### Work required:
Print the whole listing exactly.

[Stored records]
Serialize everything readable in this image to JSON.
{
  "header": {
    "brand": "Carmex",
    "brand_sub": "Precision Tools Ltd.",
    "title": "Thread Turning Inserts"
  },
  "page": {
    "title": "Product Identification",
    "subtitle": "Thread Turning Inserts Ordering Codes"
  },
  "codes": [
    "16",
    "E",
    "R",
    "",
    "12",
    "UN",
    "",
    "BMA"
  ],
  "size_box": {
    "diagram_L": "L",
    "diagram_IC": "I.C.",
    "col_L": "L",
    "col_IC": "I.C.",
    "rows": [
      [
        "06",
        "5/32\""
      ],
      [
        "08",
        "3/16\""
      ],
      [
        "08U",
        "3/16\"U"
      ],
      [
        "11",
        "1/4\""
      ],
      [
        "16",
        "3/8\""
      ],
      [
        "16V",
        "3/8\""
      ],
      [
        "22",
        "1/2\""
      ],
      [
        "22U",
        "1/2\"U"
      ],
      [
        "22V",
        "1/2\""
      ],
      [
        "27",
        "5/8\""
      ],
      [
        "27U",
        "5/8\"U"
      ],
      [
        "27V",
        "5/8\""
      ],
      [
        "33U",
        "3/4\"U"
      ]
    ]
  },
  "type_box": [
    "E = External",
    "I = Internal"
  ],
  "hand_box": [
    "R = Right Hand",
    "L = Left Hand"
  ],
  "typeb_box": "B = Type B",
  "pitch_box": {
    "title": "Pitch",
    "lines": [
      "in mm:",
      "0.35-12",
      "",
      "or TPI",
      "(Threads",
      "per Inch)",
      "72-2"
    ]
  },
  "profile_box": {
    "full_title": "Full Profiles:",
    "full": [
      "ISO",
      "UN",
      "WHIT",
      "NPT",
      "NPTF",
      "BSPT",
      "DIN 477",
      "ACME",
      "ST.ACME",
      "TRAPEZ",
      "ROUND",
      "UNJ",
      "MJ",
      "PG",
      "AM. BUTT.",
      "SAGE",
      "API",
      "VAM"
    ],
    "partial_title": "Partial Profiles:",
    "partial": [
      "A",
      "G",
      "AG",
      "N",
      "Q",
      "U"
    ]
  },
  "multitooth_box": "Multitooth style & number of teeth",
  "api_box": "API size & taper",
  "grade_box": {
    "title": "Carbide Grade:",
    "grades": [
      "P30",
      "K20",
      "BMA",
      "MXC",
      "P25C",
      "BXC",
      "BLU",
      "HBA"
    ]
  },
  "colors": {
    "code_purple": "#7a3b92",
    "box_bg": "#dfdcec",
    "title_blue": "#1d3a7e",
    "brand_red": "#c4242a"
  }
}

### Task output:
Serialize everything readable in this image to JSON.
{
  "header": {
    "brand": "Carmex",
    "brand_sub": "Precision Tools Ltd.",
    "title": "Thread Turning Inserts"
  },
  "page": {
    "title": "Product Identification",
    "subtitle": "Thread Turning Inserts Ordering Codes"
  },
  "codes": [
    "16",
    "E",
    "R",
    "",
    "12",
    "UN",
    "",
    "BMA"
  ],
  "size_box": {
    "diagram_L": "L",
    "diagram_IC": "I.C.",
    "col_L": "L",
    "col_IC": "I.C.",
    "rows": [
      [
        "06",
        "5/32\""
      ],
      [
        "08",
        "3/16\""
      ],
      [
        "08U",
        "3/16\"U"
      ],
      [
        "11",
        "1/4\""
      ],
      [
        "16",
        "3/8\""
      ],
      [
        "16V",
        "3/8\""
      ],
      [
        "22",
        "1/2\""
      ],
      [
        "22U",
        "1/2\"U"
      ],
      [
        "22V",
        "1/2\""
      ],
      [
        "27",
        "5/8\""
      ],
      [
        "27U",
        "5/8\"U"
      ],
      [
        "27V",
        "5/8\""
      ],
      [
        "33U",
        "3/4\"U"
      ]
    ]
  },
  "type_box": [
    "E = External",
    "I = Internal"
  ],
  "hand_box": [
    "R = Right Hand",
    "L = Left Hand"
  ],
  "typeb_box": "B = Type B",
  "pitch_box": {
    "title": "Pitch",
    "lines": [
      "in mm:",
      "0.35-12",
      "",
      "or TPI",
      "(Threads",
      "per Inch)",
      "72-2"
    ]
  },
  "profile_box": {
    "full_title": "Full Profiles:",
    "full": [
      "ISO",
      "UN",
      "WHIT",
      "NPT",
      "NPTF",
      "BSPT",
      "DIN 477",
      "ACME",
      "ST.ACME",
      "TRAPEZ",
      "ROUND",
      "UNJ",
      "MJ",
      "PG",
      "AM. BUTT.",
      "SAGE",
      "API",
      "VAM"
    ],
    "partial_title": "Partial Profiles:",
    "partial": [
      "A",
      "G",
      "AG",
      "N",
      "Q",
      "U"
    ]
  },
  "multitooth_box": "Multitooth style & number of teeth",
  "api_box": "API size & taper",
  "grade_box": {
    "title": "Carbide Grade:",
    "grades": [
      "P30",
      "K20",
      "BMA",
      "MXC",
      "P25C",
      "BXC",
      "BLU",
      "HBA"
    ]
  },
  "colors": {
    "code_purple": "#7a3b92",
    "box_bg": "#dfdcec",
    "title_blue": "#1d3a7e",
    "brand_red": "#c4242a"
  }
}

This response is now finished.